Kerjakan Berikut Ini:
1. Tulis kembali bagian teks tentang RSKP dari "Selain itu, narasumber" sampai "sakit umum daerah.", dengan mengganti "RSKP" menjadi "rumah sakit tersebut".
2. Menurut teks tentang RSKP, mengapa narasumber bingung dengan penjelasan manajemen bahwa rumah sakit sedang tidak punya uang?
3. Sambung teks tentang permasalahan pegawai RSKP setelah kalimat terakhirnya.

Teks Pilihan:
Selain itu, narasumber bercerita bahwa para pegawai yang mendapat penambahan jumlah jam kerja atau lembur tanpa ada perhitungan jelas mengenai pembayaran upah tambahan atau lembur kepada para pegawai.
“Bilangnya RS gak ada uang. Padahal aku tahu setiap hari pasien MCU itu selalu banyak, 300-500 orangan itu pasti ada. Belum lagi setelah Covid-19, RSKP juga kan menerima pasien umum,” kata dia yang bingung menerima penjelasan manajemen jika rumah sakit sedang tidak ada uang.
Ia pun berharap, naiknya permasalahan RSKP yang semula selalu ditutupi ini, dapat menjadi perhatian bagi kepala daerah maupun pejabat pemerintahan lainnya agar ada tindakan evaluasi perbaikan layanan dan kenyamanan pekerja, terlebih karena pemerintah daerah berniat mengubah RSKP menjadi sakit umum daerah.

Entri Hasil Ekstraksi:
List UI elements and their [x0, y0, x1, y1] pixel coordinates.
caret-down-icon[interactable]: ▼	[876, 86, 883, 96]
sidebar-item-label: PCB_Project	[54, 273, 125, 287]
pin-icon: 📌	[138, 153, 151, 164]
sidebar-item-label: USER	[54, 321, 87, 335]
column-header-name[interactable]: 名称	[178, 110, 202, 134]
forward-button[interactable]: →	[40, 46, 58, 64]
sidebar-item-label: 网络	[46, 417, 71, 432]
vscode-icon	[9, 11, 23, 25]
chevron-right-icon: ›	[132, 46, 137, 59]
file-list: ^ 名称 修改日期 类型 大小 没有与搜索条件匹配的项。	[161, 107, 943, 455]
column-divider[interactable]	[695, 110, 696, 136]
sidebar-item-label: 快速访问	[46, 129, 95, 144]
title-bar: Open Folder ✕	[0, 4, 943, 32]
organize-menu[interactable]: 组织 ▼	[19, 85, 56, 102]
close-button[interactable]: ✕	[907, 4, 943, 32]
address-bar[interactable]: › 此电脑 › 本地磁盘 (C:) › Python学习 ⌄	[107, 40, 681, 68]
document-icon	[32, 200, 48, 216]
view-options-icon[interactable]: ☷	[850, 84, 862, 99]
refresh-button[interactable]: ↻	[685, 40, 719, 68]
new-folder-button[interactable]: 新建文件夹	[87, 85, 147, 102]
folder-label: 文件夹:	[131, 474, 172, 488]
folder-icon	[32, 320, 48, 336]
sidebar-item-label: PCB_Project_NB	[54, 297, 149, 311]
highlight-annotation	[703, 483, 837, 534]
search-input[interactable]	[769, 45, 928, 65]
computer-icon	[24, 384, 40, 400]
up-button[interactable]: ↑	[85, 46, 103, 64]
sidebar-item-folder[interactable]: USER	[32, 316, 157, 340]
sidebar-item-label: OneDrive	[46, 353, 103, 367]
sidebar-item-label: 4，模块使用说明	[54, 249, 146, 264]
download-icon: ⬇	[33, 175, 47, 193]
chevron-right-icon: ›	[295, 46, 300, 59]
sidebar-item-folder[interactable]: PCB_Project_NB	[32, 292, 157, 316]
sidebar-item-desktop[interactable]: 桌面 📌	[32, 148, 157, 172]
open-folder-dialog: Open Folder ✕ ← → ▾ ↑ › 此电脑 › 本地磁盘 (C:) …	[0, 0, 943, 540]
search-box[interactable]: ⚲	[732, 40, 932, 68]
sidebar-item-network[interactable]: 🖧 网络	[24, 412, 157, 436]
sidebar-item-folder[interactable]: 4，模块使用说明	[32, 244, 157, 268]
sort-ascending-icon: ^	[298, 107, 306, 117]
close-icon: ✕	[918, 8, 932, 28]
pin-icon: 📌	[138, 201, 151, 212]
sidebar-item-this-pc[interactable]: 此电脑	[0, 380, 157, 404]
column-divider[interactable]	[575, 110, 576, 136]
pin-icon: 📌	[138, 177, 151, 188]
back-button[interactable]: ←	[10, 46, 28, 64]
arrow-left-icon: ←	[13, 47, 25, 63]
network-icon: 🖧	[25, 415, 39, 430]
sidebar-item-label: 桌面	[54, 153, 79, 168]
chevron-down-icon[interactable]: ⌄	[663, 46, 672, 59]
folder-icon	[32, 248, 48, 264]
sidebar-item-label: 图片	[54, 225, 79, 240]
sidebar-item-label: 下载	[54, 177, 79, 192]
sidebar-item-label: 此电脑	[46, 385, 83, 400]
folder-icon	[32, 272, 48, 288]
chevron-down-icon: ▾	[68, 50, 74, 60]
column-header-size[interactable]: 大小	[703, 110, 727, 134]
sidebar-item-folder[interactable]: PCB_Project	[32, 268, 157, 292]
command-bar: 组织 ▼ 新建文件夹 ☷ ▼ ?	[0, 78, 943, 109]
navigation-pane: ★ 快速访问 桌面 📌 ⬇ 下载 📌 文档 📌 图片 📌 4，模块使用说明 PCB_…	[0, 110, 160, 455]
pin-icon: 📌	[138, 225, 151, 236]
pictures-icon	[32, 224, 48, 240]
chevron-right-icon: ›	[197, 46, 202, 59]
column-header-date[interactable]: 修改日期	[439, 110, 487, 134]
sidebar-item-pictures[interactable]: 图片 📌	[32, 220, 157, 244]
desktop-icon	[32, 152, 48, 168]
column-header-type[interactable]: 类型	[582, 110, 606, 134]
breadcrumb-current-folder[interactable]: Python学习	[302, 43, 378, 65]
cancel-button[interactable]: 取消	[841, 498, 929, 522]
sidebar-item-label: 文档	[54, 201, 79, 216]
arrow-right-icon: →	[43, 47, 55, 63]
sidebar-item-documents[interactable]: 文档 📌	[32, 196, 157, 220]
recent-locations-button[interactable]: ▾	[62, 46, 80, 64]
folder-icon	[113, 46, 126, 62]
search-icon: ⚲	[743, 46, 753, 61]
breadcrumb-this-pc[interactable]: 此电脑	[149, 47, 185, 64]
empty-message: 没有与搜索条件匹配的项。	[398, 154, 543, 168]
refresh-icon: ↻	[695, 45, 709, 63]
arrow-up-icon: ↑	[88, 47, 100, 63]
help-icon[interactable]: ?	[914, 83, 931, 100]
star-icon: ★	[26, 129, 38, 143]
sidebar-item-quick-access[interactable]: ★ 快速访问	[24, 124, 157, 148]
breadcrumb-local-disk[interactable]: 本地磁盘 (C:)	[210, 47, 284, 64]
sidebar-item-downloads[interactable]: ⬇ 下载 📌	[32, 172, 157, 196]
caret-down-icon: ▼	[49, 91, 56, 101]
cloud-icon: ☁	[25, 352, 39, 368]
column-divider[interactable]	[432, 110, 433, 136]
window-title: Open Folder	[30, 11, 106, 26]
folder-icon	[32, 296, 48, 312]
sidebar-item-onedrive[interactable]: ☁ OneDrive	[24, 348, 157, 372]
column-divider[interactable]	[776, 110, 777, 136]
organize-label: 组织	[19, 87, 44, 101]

Jawaban Tertulis Anda:
1.
Selain itu, narasumber bercerita bahwa para pegawai yang mendapat penambahan jumlah jam kerja atau lembur tanpa ada perhitungan jelas mengenai pembayaran upah tambahan atau lembur kepada para pegawai.
“Bilangnya RS gak ada uang. Padahal aku tahu setiap hari pasien MCU itu selalu banyak, 300-500 orangan itu pasti ada. Belum lagi setelah Covid-19, rumah sakit tersebut juga kan menerima pasien umum,” kata dia yang bingung menerima penjelasan manajemen jika rumah sakit sedang tidak ada uang.
Ia pun berharap, naiknya permasalahan rumah sakit tersebut yang semula selalu ditutupi ini, dapat menjadi perhatian bagi kepala daerah maupun pejabat pemerintahan lainnya agar ada tindakan evaluasi perbaikan layanan dan kenyamanan pekerja, terlebih karena pemerintah daerah berniat mengubah rumah sakit tersebut menjadi sakit umum daerah.

2. Narasumber tahu bahwa pasien MCU setiap hari selalu banyak, sekitar 300 sampai 500 orang. Selain itu, setelah Covid-19 RSKP juga menerima pasien umum.

3.
“Aku pengin pemda kasih peringatan ke rumah sakit agar ada perbaikan. Auditnya dibenerin lagi. Apalagi yang aku tahu di manajemen rumah sakit banyak yang ngisi jabatan tidak sesuai dengan profesinya,” tukasnya.
Pegawai RSKP lainnya membenarkan kasus THR yang diberikan tidak sepenuhnya. Malahan, ia mengatakan bahwa Tunjang Hari Raya tahun ini jauh di bawah lima puluh persen dari yang seharusnya.
“Pemberian THR enggak sampai 50 persen,” katanya singkat.
Soal remunisasi, ia mengatakan dirinya tidak mendapatkan pada bulan Januari. Pada bulan berikutnya baru mendapatkan remunerasi. Serta remunisasi bulan April ini bakal direkap pada Juni mendatang.
“Kewajiban, soalnya remunerasi dari pendapatan. Harusnya pendapatan ada, langsung diberikan. Gak dapat remunerasi tuh pas bulan Januari gitu. Dapatnya di bulan Februari. Bulan Maret engga (dapat, red) bulan April dapat. Jadi sekarang mah katanya tuh jadi dua bulan sekali. Bulan Mei ini enggak dapet katanya mah dan dapet di bulan depannya lagi (bulan Juni, red). Enggak berurutan,” ungkapnya lagi.
Terkait alat tulis kantor (ATK), ia mengatakan pada tahun lalu tidak ada kendala dalam pembelian ATK di RSKP.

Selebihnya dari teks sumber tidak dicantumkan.